[Written instruction] Pick out every line of the entries below where "Starting" occurs, and copy those lines.

[Data listing]
--- BEGIN ---
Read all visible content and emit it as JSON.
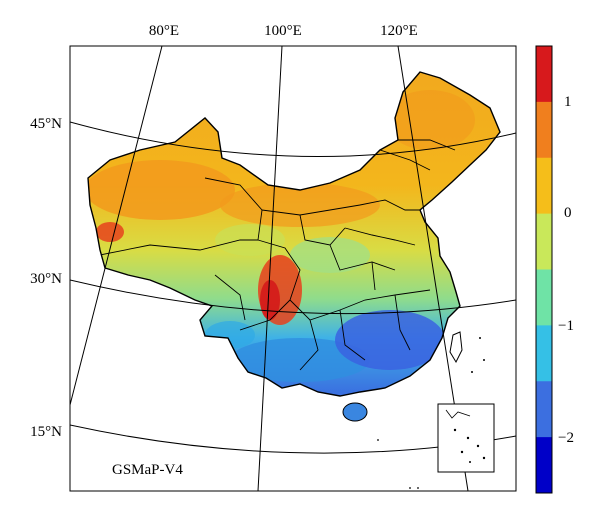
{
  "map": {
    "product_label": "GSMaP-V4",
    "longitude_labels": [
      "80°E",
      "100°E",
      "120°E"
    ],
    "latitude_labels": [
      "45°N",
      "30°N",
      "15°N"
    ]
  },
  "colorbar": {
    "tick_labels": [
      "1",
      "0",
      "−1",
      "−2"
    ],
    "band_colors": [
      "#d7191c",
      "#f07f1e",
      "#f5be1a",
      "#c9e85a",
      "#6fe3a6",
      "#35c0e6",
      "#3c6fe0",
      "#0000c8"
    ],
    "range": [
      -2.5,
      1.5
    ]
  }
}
--- END ---
--- BEGIN ---
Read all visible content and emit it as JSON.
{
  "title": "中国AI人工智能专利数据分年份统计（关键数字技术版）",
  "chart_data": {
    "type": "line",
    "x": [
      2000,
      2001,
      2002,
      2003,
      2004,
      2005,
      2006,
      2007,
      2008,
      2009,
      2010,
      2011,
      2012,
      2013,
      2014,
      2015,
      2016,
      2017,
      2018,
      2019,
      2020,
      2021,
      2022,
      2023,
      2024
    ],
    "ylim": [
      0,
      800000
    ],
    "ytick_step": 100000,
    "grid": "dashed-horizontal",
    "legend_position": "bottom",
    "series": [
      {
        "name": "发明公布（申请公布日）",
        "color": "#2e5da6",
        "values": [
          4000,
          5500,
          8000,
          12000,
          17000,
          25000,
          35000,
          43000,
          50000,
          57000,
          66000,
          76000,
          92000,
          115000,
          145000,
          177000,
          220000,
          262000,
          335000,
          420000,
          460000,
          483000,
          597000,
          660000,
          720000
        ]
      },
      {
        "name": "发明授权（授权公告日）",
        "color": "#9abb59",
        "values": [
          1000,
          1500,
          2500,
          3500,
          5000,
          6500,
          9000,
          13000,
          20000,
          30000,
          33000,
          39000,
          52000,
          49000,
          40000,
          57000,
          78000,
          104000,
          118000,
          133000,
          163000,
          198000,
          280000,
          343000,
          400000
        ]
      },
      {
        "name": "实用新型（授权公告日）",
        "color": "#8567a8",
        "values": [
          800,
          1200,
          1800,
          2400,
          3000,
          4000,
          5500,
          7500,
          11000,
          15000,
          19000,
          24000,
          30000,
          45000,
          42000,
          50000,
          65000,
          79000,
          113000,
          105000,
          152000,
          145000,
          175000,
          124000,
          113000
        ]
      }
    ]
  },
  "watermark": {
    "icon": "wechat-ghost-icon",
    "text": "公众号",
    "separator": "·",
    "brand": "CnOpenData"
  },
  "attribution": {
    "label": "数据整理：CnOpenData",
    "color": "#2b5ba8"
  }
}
--- END ---
--- BEGIN ---
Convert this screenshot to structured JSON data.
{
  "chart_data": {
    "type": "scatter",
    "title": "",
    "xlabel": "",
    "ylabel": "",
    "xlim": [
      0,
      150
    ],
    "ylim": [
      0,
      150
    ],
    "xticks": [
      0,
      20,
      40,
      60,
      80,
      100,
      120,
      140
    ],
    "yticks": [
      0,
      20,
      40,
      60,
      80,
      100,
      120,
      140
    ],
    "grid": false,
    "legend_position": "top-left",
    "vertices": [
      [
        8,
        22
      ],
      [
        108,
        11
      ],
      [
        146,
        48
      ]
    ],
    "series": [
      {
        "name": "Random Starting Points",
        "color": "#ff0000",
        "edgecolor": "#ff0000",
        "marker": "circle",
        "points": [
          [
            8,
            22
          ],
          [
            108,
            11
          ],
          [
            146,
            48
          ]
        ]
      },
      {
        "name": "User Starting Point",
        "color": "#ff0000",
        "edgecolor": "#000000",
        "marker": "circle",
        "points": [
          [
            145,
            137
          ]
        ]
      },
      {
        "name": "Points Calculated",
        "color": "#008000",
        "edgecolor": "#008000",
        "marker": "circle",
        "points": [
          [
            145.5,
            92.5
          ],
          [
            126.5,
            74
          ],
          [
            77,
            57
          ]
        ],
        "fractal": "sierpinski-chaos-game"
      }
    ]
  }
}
--- END ---
[Problem solution]
        "name": "Random Starting Points",
        "name": "User Starting Point",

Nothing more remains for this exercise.